--- START OF Record excerpts ---

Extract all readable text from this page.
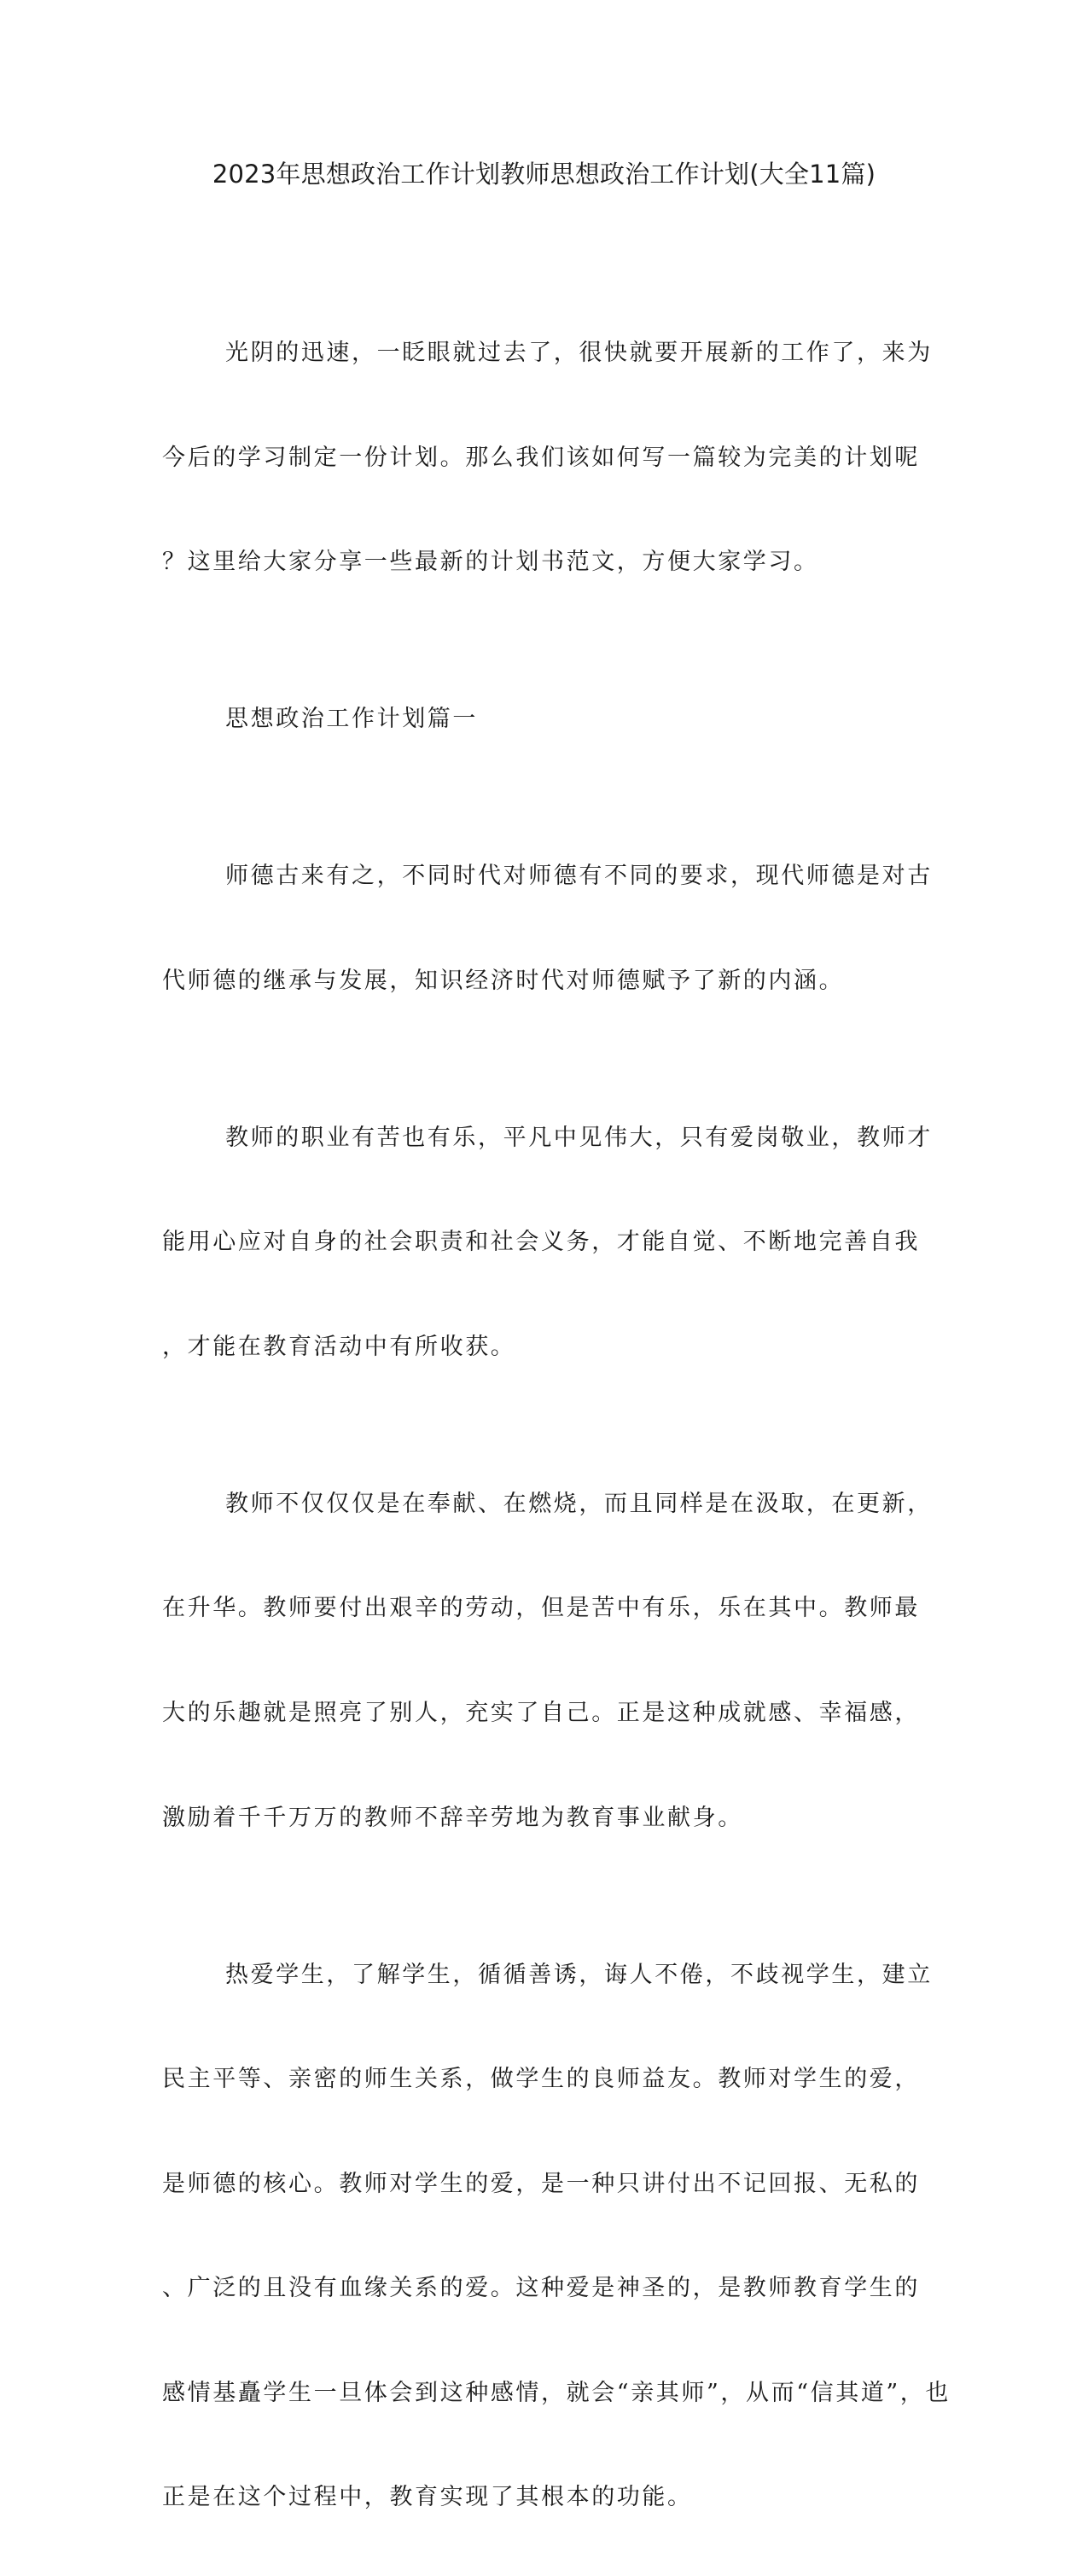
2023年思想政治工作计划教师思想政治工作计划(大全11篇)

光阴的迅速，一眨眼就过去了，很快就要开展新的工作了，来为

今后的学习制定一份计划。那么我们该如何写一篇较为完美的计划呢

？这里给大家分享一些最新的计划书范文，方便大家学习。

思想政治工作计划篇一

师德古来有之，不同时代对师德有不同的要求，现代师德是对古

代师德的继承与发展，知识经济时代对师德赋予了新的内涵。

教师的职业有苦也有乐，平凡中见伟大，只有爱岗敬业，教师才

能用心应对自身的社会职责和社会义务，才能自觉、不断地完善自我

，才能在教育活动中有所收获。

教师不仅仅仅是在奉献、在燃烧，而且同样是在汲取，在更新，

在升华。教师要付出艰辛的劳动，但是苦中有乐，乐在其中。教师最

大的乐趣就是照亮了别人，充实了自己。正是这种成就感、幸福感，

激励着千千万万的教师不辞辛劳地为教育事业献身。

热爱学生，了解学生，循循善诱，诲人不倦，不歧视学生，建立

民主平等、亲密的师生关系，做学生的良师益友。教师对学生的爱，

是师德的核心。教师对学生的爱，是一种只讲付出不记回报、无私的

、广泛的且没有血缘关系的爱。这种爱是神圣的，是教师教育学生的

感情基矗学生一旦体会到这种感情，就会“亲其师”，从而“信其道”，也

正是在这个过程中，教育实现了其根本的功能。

--- END OF Record excerpts ---

--- Exercise objective ---
Select every line where the word "教师对学生的爱" occurs.

--- Result below ---
民主平等、亲密的师生关系，做学生的良师益友。教师对学生的爱，
是师德的核心。教师对学生的爱，是一种只讲付出不记回报、无私的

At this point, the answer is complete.